Problem details » Find the word "wieder" in the data below and copy each line that holds it.
***** Information provided *****
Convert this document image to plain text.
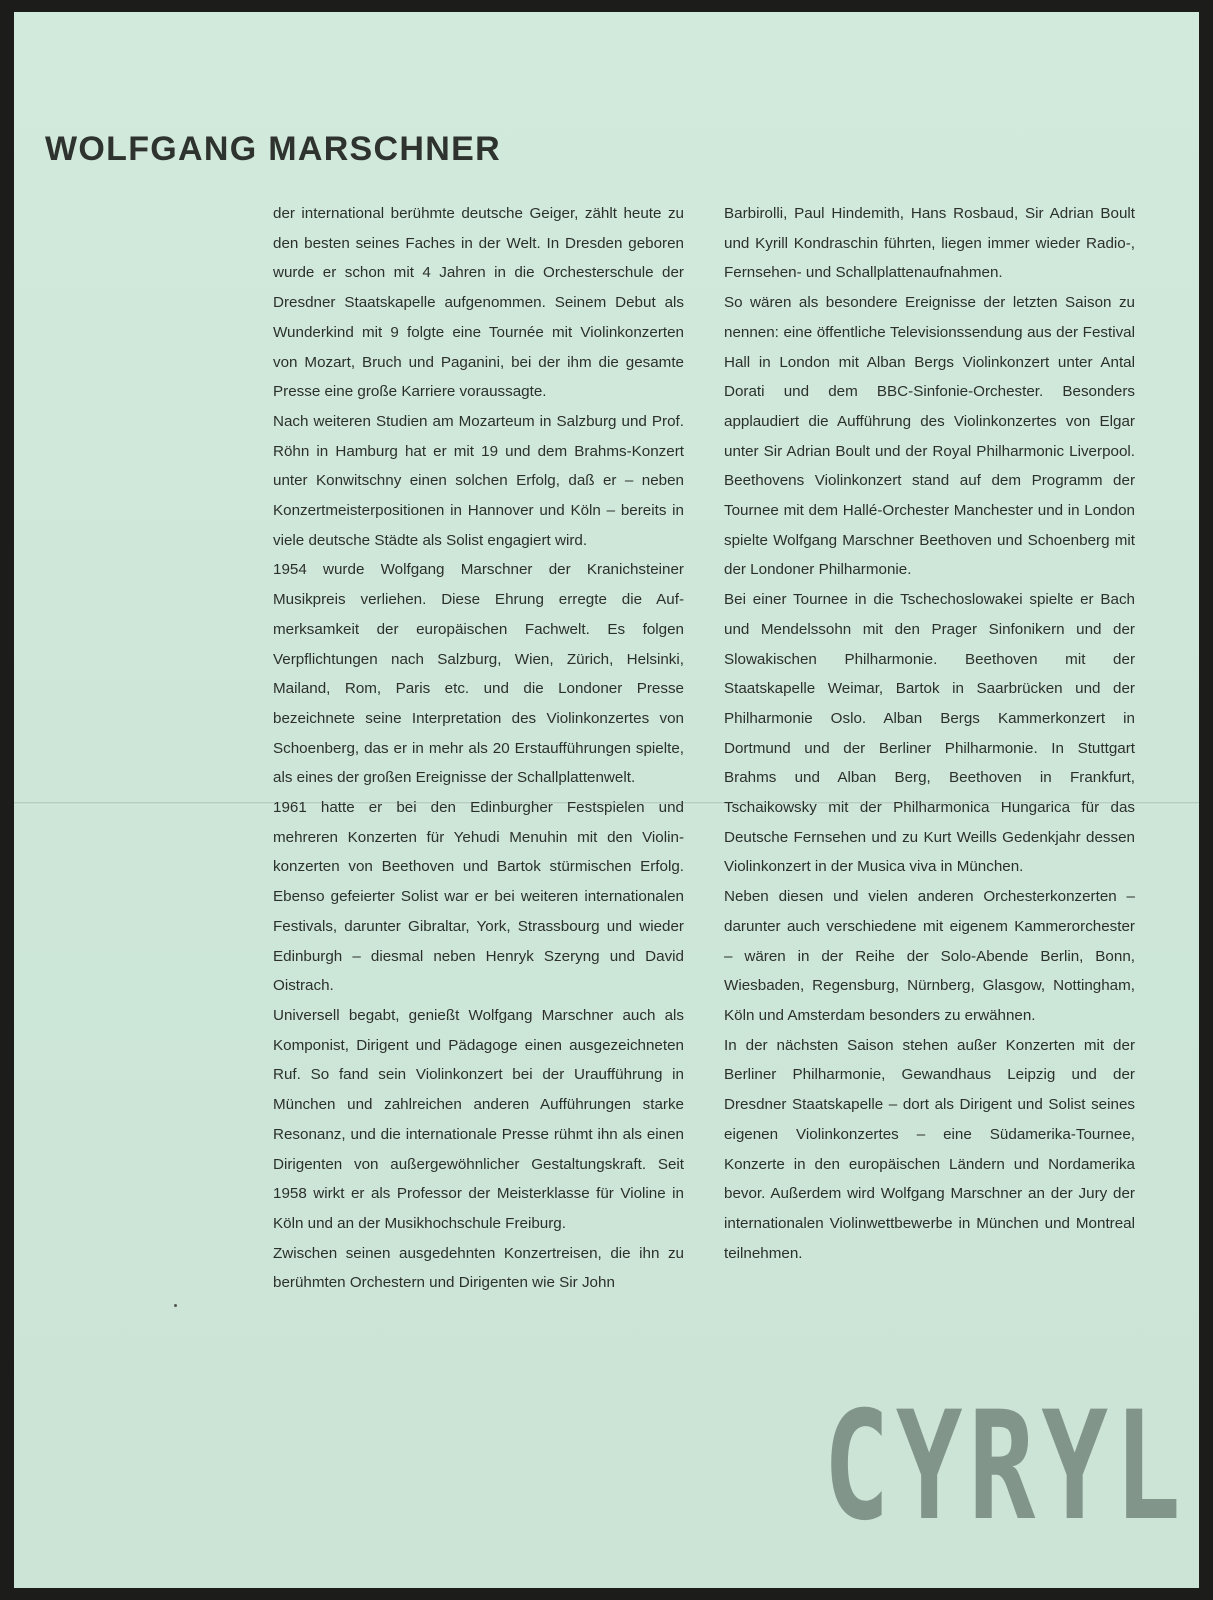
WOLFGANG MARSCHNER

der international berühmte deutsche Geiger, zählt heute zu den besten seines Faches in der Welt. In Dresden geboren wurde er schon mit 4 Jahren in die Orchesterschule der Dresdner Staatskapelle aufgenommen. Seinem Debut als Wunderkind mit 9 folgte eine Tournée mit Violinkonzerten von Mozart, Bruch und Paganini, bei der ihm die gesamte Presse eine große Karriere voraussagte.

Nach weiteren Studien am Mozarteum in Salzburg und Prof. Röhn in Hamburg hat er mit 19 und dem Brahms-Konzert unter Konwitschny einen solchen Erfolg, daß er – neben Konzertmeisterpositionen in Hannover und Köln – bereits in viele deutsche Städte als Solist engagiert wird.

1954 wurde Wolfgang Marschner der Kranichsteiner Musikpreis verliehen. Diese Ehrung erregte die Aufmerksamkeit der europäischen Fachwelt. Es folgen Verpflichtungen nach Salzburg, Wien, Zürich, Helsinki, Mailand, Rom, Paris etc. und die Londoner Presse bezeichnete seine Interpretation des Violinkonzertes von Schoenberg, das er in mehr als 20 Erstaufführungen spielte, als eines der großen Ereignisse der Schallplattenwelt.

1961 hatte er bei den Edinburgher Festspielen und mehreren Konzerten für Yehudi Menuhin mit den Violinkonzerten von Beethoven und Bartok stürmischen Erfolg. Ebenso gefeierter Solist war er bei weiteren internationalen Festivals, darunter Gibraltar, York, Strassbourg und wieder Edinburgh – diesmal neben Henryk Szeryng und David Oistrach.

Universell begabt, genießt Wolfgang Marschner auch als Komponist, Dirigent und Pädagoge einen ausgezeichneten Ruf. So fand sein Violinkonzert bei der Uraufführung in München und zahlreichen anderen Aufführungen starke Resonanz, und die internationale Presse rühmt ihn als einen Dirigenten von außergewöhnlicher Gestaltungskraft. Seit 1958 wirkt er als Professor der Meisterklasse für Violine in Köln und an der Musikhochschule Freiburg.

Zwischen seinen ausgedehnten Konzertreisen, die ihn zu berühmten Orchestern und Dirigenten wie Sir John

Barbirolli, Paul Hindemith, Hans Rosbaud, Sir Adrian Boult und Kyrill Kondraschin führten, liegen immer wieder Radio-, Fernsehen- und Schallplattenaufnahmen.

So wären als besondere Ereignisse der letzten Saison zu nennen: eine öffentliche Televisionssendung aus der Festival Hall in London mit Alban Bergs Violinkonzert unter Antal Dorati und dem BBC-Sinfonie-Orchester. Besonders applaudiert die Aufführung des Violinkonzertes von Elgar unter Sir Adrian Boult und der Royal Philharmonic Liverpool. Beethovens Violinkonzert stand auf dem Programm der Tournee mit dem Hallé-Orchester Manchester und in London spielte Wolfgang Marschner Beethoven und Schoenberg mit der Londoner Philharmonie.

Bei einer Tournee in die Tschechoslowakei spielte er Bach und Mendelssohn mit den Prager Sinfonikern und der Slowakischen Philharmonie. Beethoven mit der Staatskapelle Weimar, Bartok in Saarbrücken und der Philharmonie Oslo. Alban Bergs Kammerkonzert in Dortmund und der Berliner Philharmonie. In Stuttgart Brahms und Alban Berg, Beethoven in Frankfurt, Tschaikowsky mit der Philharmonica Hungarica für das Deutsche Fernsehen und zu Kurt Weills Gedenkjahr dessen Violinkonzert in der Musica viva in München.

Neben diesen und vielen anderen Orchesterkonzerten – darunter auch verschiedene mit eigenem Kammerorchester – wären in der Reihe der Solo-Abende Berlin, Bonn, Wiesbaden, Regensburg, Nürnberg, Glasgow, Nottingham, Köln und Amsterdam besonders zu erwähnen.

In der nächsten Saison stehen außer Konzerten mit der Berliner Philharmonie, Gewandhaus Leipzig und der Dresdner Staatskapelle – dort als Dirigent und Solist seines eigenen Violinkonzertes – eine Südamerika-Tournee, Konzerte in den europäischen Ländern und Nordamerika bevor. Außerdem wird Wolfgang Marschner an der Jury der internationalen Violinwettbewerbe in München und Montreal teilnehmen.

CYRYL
*****
***** Information provided *****
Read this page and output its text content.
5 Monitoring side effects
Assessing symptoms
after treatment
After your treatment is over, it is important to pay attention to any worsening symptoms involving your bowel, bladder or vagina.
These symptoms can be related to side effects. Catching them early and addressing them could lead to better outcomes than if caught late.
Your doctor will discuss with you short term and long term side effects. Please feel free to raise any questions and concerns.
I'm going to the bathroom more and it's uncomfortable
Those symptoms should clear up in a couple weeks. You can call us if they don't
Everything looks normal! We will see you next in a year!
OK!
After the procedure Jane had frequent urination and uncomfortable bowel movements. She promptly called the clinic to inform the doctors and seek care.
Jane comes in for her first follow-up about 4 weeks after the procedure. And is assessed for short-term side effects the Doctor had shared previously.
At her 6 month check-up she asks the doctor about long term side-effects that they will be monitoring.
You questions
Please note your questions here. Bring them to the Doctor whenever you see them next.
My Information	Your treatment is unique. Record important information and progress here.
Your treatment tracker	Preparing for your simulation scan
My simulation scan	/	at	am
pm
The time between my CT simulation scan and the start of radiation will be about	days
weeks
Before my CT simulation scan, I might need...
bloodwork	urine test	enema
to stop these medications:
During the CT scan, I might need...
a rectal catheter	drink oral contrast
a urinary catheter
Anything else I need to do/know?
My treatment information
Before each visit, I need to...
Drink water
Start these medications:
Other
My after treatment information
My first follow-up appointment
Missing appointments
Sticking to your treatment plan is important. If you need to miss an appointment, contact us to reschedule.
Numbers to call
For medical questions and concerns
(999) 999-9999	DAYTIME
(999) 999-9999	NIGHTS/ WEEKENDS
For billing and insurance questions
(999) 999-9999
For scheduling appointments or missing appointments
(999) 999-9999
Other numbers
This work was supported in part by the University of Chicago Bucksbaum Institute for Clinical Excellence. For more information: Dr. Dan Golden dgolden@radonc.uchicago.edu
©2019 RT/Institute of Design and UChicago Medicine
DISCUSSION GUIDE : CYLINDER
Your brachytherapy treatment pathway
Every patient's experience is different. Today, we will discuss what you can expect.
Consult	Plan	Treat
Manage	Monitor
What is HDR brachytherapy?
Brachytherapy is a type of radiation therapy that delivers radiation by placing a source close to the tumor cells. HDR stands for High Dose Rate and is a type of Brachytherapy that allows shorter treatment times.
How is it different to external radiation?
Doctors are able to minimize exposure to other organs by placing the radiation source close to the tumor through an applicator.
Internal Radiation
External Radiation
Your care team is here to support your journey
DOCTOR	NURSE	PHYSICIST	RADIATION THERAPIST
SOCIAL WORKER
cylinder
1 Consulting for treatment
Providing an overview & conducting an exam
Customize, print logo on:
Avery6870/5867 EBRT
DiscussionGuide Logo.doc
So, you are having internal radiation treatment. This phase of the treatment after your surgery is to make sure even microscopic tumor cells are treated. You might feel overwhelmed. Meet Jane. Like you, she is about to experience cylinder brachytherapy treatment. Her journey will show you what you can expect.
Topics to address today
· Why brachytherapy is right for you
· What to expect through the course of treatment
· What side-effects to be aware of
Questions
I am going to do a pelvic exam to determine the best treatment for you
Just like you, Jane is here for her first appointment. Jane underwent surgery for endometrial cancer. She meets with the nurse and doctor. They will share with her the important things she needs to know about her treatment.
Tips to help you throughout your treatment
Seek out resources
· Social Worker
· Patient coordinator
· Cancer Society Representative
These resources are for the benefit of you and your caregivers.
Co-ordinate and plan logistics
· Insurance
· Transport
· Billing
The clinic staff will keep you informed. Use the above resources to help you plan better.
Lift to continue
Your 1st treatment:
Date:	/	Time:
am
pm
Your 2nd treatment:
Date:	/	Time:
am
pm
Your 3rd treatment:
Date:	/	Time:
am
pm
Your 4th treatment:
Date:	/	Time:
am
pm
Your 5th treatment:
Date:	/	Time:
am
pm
*****
Answer for this exercise »
1961 hatte er bei den Edinburgher Festspielen und mehreren Konzerten für Yehudi Menuhin mit den Violinkonzerten von Beethoven und Bartok stürmischen Erfolg. Ebenso gefeierter Solist war er bei weiteren internationalen Festivals, darunter Gibraltar, York, Strassbourg und wieder Edinburgh – diesmal neben Henryk Szeryng und David Oistrach.
Barbirolli, Paul Hindemith, Hans Rosbaud, Sir Adrian Boult und Kyrill Kondraschin führten, liegen immer wieder Radio-, Fernsehen- und Schallplattenaufnahmen.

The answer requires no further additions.